DESCRIPTION OF THE TASK: All the data below goes into the copy word for word, but the pictures don't.
#### SUPPLIED DATA ####
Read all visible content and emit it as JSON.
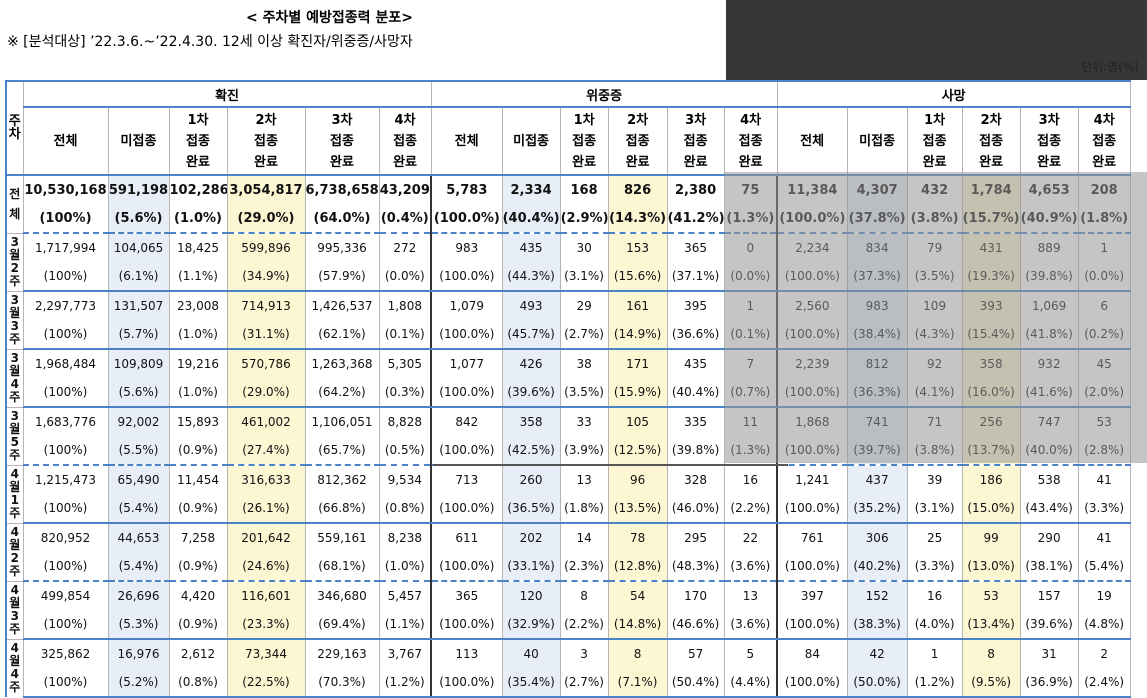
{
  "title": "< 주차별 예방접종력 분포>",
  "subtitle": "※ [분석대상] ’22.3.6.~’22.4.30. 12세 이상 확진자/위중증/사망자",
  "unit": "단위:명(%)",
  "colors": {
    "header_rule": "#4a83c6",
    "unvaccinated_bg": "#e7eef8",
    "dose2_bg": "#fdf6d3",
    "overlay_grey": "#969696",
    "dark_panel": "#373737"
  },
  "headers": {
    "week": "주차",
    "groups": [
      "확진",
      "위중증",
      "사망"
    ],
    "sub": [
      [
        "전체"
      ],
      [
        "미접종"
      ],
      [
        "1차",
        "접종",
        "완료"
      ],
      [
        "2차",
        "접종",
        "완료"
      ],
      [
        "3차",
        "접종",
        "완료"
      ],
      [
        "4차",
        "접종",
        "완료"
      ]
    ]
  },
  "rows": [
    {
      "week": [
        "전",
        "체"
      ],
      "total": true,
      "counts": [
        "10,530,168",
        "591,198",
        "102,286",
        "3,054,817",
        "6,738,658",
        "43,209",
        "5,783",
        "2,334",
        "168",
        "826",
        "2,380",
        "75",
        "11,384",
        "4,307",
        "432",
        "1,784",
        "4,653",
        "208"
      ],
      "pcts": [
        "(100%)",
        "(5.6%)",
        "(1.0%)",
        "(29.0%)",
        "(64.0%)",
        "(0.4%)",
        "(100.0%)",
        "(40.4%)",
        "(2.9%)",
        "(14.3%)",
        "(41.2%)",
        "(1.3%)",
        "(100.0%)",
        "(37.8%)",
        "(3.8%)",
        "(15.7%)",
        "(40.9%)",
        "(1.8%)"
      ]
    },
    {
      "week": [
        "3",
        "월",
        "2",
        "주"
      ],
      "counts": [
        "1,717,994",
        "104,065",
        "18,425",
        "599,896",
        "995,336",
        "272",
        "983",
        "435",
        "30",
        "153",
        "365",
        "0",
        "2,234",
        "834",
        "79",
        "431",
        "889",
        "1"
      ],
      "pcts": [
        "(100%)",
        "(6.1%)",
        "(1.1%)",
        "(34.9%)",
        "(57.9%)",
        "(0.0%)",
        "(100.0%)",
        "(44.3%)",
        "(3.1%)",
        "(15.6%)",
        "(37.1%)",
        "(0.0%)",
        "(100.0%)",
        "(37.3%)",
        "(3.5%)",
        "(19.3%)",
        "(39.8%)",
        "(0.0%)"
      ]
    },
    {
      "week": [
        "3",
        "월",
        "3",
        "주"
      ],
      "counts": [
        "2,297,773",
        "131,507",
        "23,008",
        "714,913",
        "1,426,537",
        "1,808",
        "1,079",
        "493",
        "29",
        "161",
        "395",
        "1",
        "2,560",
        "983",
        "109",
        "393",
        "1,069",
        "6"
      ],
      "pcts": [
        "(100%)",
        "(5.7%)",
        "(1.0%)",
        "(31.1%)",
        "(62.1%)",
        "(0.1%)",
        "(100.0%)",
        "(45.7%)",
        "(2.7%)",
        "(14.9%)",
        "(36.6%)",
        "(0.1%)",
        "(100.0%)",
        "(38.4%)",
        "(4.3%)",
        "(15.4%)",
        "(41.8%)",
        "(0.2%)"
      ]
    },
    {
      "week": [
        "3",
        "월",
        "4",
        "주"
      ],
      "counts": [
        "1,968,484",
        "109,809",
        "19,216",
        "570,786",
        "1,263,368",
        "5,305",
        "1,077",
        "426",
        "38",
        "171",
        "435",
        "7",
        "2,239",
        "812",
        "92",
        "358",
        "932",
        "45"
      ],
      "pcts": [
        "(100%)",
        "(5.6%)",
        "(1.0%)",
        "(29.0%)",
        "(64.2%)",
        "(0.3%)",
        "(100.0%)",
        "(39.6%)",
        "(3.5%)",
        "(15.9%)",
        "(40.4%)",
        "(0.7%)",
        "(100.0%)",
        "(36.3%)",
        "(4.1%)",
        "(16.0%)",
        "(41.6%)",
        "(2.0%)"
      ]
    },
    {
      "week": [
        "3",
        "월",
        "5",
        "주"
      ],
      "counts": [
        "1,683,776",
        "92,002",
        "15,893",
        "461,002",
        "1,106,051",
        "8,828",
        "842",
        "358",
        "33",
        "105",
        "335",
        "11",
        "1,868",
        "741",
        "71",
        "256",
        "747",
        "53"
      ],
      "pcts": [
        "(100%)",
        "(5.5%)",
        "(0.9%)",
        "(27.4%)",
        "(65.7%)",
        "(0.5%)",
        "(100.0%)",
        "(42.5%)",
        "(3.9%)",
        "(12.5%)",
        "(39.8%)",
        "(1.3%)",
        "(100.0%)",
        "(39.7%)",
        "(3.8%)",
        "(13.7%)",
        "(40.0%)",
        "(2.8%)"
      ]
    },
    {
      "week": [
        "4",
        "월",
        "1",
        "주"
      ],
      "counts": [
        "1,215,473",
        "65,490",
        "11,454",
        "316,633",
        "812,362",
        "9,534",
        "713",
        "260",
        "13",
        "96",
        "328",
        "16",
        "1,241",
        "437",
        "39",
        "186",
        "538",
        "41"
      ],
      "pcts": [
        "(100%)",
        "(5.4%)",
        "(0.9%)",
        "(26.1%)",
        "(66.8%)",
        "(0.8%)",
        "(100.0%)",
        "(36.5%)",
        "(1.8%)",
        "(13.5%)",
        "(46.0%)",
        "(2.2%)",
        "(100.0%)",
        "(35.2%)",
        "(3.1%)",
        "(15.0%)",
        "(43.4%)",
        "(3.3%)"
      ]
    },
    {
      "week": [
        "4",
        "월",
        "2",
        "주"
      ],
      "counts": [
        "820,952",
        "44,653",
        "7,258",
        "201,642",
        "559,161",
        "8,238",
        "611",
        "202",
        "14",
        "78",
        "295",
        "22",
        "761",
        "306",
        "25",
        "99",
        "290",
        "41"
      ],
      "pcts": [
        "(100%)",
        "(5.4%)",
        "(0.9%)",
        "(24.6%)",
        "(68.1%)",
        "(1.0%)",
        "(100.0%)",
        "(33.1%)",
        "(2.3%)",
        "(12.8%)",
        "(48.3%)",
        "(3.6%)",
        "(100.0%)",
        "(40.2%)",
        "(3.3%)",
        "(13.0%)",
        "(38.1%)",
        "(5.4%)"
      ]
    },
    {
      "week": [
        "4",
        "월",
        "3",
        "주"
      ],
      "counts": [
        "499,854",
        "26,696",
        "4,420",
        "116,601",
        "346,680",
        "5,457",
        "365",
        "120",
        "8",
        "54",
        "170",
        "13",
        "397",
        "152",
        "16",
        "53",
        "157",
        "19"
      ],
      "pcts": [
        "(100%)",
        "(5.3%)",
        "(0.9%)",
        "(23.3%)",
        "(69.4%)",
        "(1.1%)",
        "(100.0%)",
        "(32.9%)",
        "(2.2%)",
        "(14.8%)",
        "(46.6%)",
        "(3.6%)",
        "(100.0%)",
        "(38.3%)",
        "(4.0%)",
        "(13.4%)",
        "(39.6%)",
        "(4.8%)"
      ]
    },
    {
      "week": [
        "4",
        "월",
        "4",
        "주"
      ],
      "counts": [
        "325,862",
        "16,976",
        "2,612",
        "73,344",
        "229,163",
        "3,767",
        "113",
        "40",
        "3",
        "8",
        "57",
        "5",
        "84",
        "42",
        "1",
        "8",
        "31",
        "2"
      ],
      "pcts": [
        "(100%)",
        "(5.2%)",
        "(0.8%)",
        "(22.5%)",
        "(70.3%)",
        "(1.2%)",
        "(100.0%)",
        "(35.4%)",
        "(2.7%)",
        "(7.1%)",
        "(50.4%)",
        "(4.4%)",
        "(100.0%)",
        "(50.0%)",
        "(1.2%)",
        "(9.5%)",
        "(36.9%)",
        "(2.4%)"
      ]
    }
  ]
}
####
RESPONSE:
Read all visible content and emit it as JSON.
{
  "title": "< 주차별 예방접종력 분포>",
  "subtitle": "※ [분석대상] ’22.3.6.~’22.4.30. 12세 이상 확진자/위중증/사망자",
  "unit": "단위:명(%)",
  "colors": {
    "header_rule": "#4a83c6",
    "unvaccinated_bg": "#e7eef8",
    "dose2_bg": "#fdf6d3",
    "overlay_grey": "#969696",
    "dark_panel": "#373737"
  },
  "headers": {
    "week": "주차",
    "groups": [
      "확진",
      "위중증",
      "사망"
    ],
    "sub": [
      [
        "전체"
      ],
      [
        "미접종"
      ],
      [
        "1차",
        "접종",
        "완료"
      ],
      [
        "2차",
        "접종",
        "완료"
      ],
      [
        "3차",
        "접종",
        "완료"
      ],
      [
        "4차",
        "접종",
        "완료"
      ]
    ]
  },
  "rows": [
    {
      "week": [
        "전",
        "체"
      ],
      "total": true,
      "counts": [
        "10,530,168",
        "591,198",
        "102,286",
        "3,054,817",
        "6,738,658",
        "43,209",
        "5,783",
        "2,334",
        "168",
        "826",
        "2,380",
        "75",
        "11,384",
        "4,307",
        "432",
        "1,784",
        "4,653",
        "208"
      ],
      "pcts": [
        "(100%)",
        "(5.6%)",
        "(1.0%)",
        "(29.0%)",
        "(64.0%)",
        "(0.4%)",
        "(100.0%)",
        "(40.4%)",
        "(2.9%)",
        "(14.3%)",
        "(41.2%)",
        "(1.3%)",
        "(100.0%)",
        "(37.8%)",
        "(3.8%)",
        "(15.7%)",
        "(40.9%)",
        "(1.8%)"
      ]
    },
    {
      "week": [
        "3",
        "월",
        "2",
        "주"
      ],
      "counts": [
        "1,717,994",
        "104,065",
        "18,425",
        "599,896",
        "995,336",
        "272",
        "983",
        "435",
        "30",
        "153",
        "365",
        "0",
        "2,234",
        "834",
        "79",
        "431",
        "889",
        "1"
      ],
      "pcts": [
        "(100%)",
        "(6.1%)",
        "(1.1%)",
        "(34.9%)",
        "(57.9%)",
        "(0.0%)",
        "(100.0%)",
        "(44.3%)",
        "(3.1%)",
        "(15.6%)",
        "(37.1%)",
        "(0.0%)",
        "(100.0%)",
        "(37.3%)",
        "(3.5%)",
        "(19.3%)",
        "(39.8%)",
        "(0.0%)"
      ]
    },
    {
      "week": [
        "3",
        "월",
        "3",
        "주"
      ],
      "counts": [
        "2,297,773",
        "131,507",
        "23,008",
        "714,913",
        "1,426,537",
        "1,808",
        "1,079",
        "493",
        "29",
        "161",
        "395",
        "1",
        "2,560",
        "983",
        "109",
        "393",
        "1,069",
        "6"
      ],
      "pcts": [
        "(100%)",
        "(5.7%)",
        "(1.0%)",
        "(31.1%)",
        "(62.1%)",
        "(0.1%)",
        "(100.0%)",
        "(45.7%)",
        "(2.7%)",
        "(14.9%)",
        "(36.6%)",
        "(0.1%)",
        "(100.0%)",
        "(38.4%)",
        "(4.3%)",
        "(15.4%)",
        "(41.8%)",
        "(0.2%)"
      ]
    },
    {
      "week": [
        "3",
        "월",
        "4",
        "주"
      ],
      "counts": [
        "1,968,484",
        "109,809",
        "19,216",
        "570,786",
        "1,263,368",
        "5,305",
        "1,077",
        "426",
        "38",
        "171",
        "435",
        "7",
        "2,239",
        "812",
        "92",
        "358",
        "932",
        "45"
      ],
      "pcts": [
        "(100%)",
        "(5.6%)",
        "(1.0%)",
        "(29.0%)",
        "(64.2%)",
        "(0.3%)",
        "(100.0%)",
        "(39.6%)",
        "(3.5%)",
        "(15.9%)",
        "(40.4%)",
        "(0.7%)",
        "(100.0%)",
        "(36.3%)",
        "(4.1%)",
        "(16.0%)",
        "(41.6%)",
        "(2.0%)"
      ]
    },
    {
      "week": [
        "3",
        "월",
        "5",
        "주"
      ],
      "counts": [
        "1,683,776",
        "92,002",
        "15,893",
        "461,002",
        "1,106,051",
        "8,828",
        "842",
        "358",
        "33",
        "105",
        "335",
        "11",
        "1,868",
        "741",
        "71",
        "256",
        "747",
        "53"
      ],
      "pcts": [
        "(100%)",
        "(5.5%)",
        "(0.9%)",
        "(27.4%)",
        "(65.7%)",
        "(0.5%)",
        "(100.0%)",
        "(42.5%)",
        "(3.9%)",
        "(12.5%)",
        "(39.8%)",
        "(1.3%)",
        "(100.0%)",
        "(39.7%)",
        "(3.8%)",
        "(13.7%)",
        "(40.0%)",
        "(2.8%)"
      ]
    },
    {
      "week": [
        "4",
        "월",
        "1",
        "주"
      ],
      "counts": [
        "1,215,473",
        "65,490",
        "11,454",
        "316,633",
        "812,362",
        "9,534",
        "713",
        "260",
        "13",
        "96",
        "328",
        "16",
        "1,241",
        "437",
        "39",
        "186",
        "538",
        "41"
      ],
      "pcts": [
        "(100%)",
        "(5.4%)",
        "(0.9%)",
        "(26.1%)",
        "(66.8%)",
        "(0.8%)",
        "(100.0%)",
        "(36.5%)",
        "(1.8%)",
        "(13.5%)",
        "(46.0%)",
        "(2.2%)",
        "(100.0%)",
        "(35.2%)",
        "(3.1%)",
        "(15.0%)",
        "(43.4%)",
        "(3.3%)"
      ]
    },
    {
      "week": [
        "4",
        "월",
        "2",
        "주"
      ],
      "counts": [
        "820,952",
        "44,653",
        "7,258",
        "201,642",
        "559,161",
        "8,238",
        "611",
        "202",
        "14",
        "78",
        "295",
        "22",
        "761",
        "306",
        "25",
        "99",
        "290",
        "41"
      ],
      "pcts": [
        "(100%)",
        "(5.4%)",
        "(0.9%)",
        "(24.6%)",
        "(68.1%)",
        "(1.0%)",
        "(100.0%)",
        "(33.1%)",
        "(2.3%)",
        "(12.8%)",
        "(48.3%)",
        "(3.6%)",
        "(100.0%)",
        "(40.2%)",
        "(3.3%)",
        "(13.0%)",
        "(38.1%)",
        "(5.4%)"
      ]
    },
    {
      "week": [
        "4",
        "월",
        "3",
        "주"
      ],
      "counts": [
        "499,854",
        "26,696",
        "4,420",
        "116,601",
        "346,680",
        "5,457",
        "365",
        "120",
        "8",
        "54",
        "170",
        "13",
        "397",
        "152",
        "16",
        "53",
        "157",
        "19"
      ],
      "pcts": [
        "(100%)",
        "(5.3%)",
        "(0.9%)",
        "(23.3%)",
        "(69.4%)",
        "(1.1%)",
        "(100.0%)",
        "(32.9%)",
        "(2.2%)",
        "(14.8%)",
        "(46.6%)",
        "(3.6%)",
        "(100.0%)",
        "(38.3%)",
        "(4.0%)",
        "(13.4%)",
        "(39.6%)",
        "(4.8%)"
      ]
    },
    {
      "week": [
        "4",
        "월",
        "4",
        "주"
      ],
      "counts": [
        "325,862",
        "16,976",
        "2,612",
        "73,344",
        "229,163",
        "3,767",
        "113",
        "40",
        "3",
        "8",
        "57",
        "5",
        "84",
        "42",
        "1",
        "8",
        "31",
        "2"
      ],
      "pcts": [
        "(100%)",
        "(5.2%)",
        "(0.8%)",
        "(22.5%)",
        "(70.3%)",
        "(1.2%)",
        "(100.0%)",
        "(35.4%)",
        "(2.7%)",
        "(7.1%)",
        "(50.4%)",
        "(4.4%)",
        "(100.0%)",
        "(50.0%)",
        "(1.2%)",
        "(9.5%)",
        "(36.9%)",
        "(2.4%)"
      ]
    }
  ]
}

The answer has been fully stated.